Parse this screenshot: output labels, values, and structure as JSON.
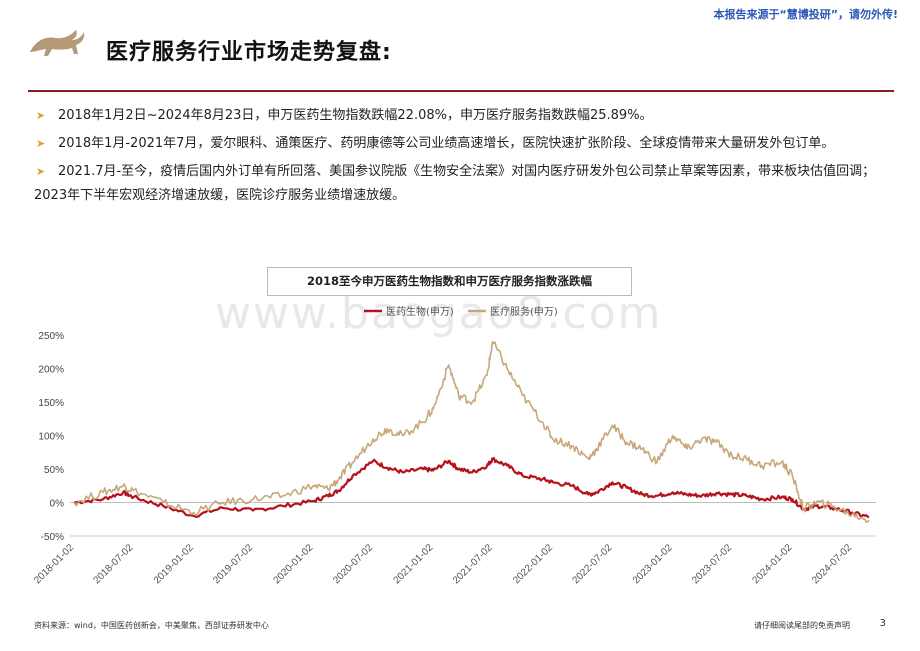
{
  "header": {
    "note": "本报告来源于“慧博投研”，请勿外传!",
    "title": "医疗服务行业市场走势复盘:"
  },
  "bullets": [
    "2018年1月2日~2024年8月23日，申万医药生物指数跌幅22.08%，申万医疗服务指数跌幅25.89%。",
    "2018年1月-2021年7月，爱尔眼科、通策医疗、药明康德等公司业绩高速增长，医院快速扩张阶段、全球疫情带来大量研发外包订单。",
    " 2021.7月-至今，疫情后国内外订单有所回落、美国参议院版《生物安全法案》对国内医疗研发外包公司禁止草案等因素，带来板块估值回调；2023年下半年宏观经济增速放缓，医院诊疗服务业绩增速放缓。"
  ],
  "watermark": "www.baogao8.com",
  "colors": {
    "accent": "#8b1c1f",
    "bullet": "#e2a22a",
    "s1": "#b5121b",
    "s2": "#c8a77a"
  },
  "chart_data": {
    "type": "line",
    "title": "2018至今申万医药生物指数和申万医疗服务指数涨跌幅",
    "ylim": [
      -50,
      250
    ],
    "yticks": [
      "-50%",
      "0%",
      "50%",
      "100%",
      "150%",
      "200%",
      "250%"
    ],
    "ytick_values": [
      -50,
      0,
      50,
      100,
      150,
      200,
      250
    ],
    "xticks": [
      "2018-01-02",
      "2018-07-02",
      "2019-01-02",
      "2019-07-02",
      "2020-01-02",
      "2020-07-02",
      "2021-01-02",
      "2021-07-02",
      "2022-01-02",
      "2022-07-02",
      "2023-01-02",
      "2023-07-02",
      "2024-01-02",
      "2024-07-02"
    ],
    "legend_position": "top-center",
    "x": [
      "2018-01-02",
      "2018-04-01",
      "2018-06-01",
      "2018-07-02",
      "2018-10-01",
      "2019-01-02",
      "2019-04-01",
      "2019-07-02",
      "2019-10-01",
      "2020-01-02",
      "2020-02-15",
      "2020-03-20",
      "2020-05-01",
      "2020-07-02",
      "2020-08-15",
      "2020-10-01",
      "2020-12-01",
      "2021-01-02",
      "2021-02-18",
      "2021-03-20",
      "2021-05-01",
      "2021-06-15",
      "2021-07-02",
      "2021-08-15",
      "2021-10-01",
      "2021-12-01",
      "2022-01-02",
      "2022-03-01",
      "2022-04-20",
      "2022-05-15",
      "2022-07-02",
      "2022-08-15",
      "2022-10-01",
      "2022-11-15",
      "2023-01-02",
      "2023-02-15",
      "2023-04-01",
      "2023-05-15",
      "2023-07-02",
      "2023-08-15",
      "2023-10-01",
      "2023-12-01",
      "2024-01-02",
      "2024-02-06",
      "2024-03-15",
      "2024-05-01",
      "2024-07-02",
      "2024-08-23"
    ],
    "series": [
      {
        "name": "医药生物(申万)",
        "color": "#b5121b",
        "values": [
          0,
          5,
          15,
          8,
          -5,
          -20,
          -8,
          -12,
          -5,
          2,
          10,
          18,
          40,
          62,
          52,
          45,
          50,
          48,
          62,
          50,
          45,
          55,
          65,
          55,
          40,
          35,
          30,
          25,
          12,
          15,
          30,
          22,
          12,
          10,
          15,
          12,
          10,
          14,
          12,
          10,
          5,
          8,
          5,
          -10,
          -5,
          -8,
          -15,
          -22
        ]
      },
      {
        "name": "医疗服务(申万)",
        "color": "#c8a77a",
        "values": [
          0,
          15,
          25,
          18,
          0,
          -15,
          0,
          5,
          10,
          25,
          20,
          35,
          60,
          95,
          110,
          100,
          120,
          140,
          205,
          160,
          150,
          190,
          240,
          200,
          160,
          120,
          95,
          85,
          65,
          80,
          115,
          90,
          80,
          60,
          100,
          80,
          95,
          90,
          70,
          65,
          55,
          60,
          40,
          -10,
          0,
          -5,
          -18,
          -26
        ]
      }
    ]
  },
  "footer": {
    "source": "资料来源：wind，中国医药创新会，中美聚焦，西部证券研发中心",
    "disclaimer": "请仔细阅读尾部的免责声明",
    "page": "3"
  }
}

------------------------------------

### Written exercise
Return every line from the records above that holds the word "title".

### Solution
    "title": "医疗服务行业市场走势复盘:"
    "title": "2018至今申万医药生物指数和申万医疗服务指数涨跌幅",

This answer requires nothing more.